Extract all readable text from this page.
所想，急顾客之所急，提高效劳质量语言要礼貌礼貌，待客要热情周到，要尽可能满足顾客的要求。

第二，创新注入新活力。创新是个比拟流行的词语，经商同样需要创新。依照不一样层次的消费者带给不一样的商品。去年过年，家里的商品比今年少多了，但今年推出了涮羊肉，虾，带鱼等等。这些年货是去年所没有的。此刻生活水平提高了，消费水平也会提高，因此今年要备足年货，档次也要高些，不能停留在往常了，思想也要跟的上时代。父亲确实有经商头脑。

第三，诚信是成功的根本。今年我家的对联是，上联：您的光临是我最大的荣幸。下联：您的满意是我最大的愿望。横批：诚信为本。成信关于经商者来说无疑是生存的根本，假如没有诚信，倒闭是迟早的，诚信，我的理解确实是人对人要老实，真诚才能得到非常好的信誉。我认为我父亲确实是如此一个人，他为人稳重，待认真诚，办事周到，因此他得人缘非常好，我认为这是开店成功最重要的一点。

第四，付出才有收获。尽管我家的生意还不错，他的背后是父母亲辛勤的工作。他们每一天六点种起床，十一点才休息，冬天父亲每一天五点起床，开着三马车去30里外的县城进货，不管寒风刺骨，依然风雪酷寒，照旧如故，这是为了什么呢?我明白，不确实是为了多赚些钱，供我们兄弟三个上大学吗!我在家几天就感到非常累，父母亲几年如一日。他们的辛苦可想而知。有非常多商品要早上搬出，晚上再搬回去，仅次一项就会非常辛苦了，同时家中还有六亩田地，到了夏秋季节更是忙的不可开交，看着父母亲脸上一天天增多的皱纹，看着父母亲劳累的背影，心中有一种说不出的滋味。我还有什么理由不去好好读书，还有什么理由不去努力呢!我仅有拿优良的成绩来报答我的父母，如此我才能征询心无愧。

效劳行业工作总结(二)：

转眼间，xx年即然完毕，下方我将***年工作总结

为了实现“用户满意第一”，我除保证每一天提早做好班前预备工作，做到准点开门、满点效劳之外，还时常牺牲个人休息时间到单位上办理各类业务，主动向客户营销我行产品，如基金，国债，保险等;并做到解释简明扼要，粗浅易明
● ● ● ● ●
**Your instructions:**
Retype the listing above in full, with no alterations.

**Answer:**
Extract all readable text from this page.
所想，急顾客之所急，提高效劳质量语言要礼貌礼貌，待客要热情周到，要尽可能满足顾客的要求。

第二，创新注入新活力。创新是个比拟流行的词语，经商同样需要创新。依照不一样层次的消费者带给不一样的商品。去年过年，家里的商品比今年少多了，但今年推出了涮羊肉，虾，带鱼等等。这些年货是去年所没有的。此刻生活水平提高了，消费水平也会提高，因此今年要备足年货，档次也要高些，不能停留在往常了，思想也要跟的上时代。父亲确实有经商头脑。

第三，诚信是成功的根本。今年我家的对联是，上联：您的光临是我最大的荣幸。下联：您的满意是我最大的愿望。横批：诚信为本。成信关于经商者来说无疑是生存的根本，假如没有诚信，倒闭是迟早的，诚信，我的理解确实是人对人要老实，真诚才能得到非常好的信誉。我认为我父亲确实是如此一个人，他为人稳重，待认真诚，办事周到，因此他得人缘非常好，我认为这是开店成功最重要的一点。

第四，付出才有收获。尽管我家的生意还不错，他的背后是父母亲辛勤的工作。他们每一天六点种起床，十一点才休息，冬天父亲每一天五点起床，开着三马车去30里外的县城进货，不管寒风刺骨，依然风雪酷寒，照旧如故，这是为了什么呢?我明白，不确实是为了多赚些钱，供我们兄弟三个上大学吗!我在家几天就感到非常累，父母亲几年如一日。他们的辛苦可想而知。有非常多商品要早上搬出，晚上再搬回去，仅次一项就会非常辛苦了，同时家中还有六亩田地，到了夏秋季节更是忙的不可开交，看着父母亲脸上一天天增多的皱纹，看着父母亲劳累的背影，心中有一种说不出的滋味。我还有什么理由不去好好读书，还有什么理由不去努力呢!我仅有拿优良的成绩来报答我的父母，如此我才能征询心无愧。

效劳行业工作总结(二)：

转眼间，xx年即然完毕，下方我将***年工作总结

为了实现“用户满意第一”，我除保证每一天提早做好班前预备工作，做到准点开门、满点效劳之外，还时常牺牲个人休息时间到单位上办理各类业务，主动向客户营销我行产品，如基金，国债，保险等;并做到解释简明扼要，粗浅易明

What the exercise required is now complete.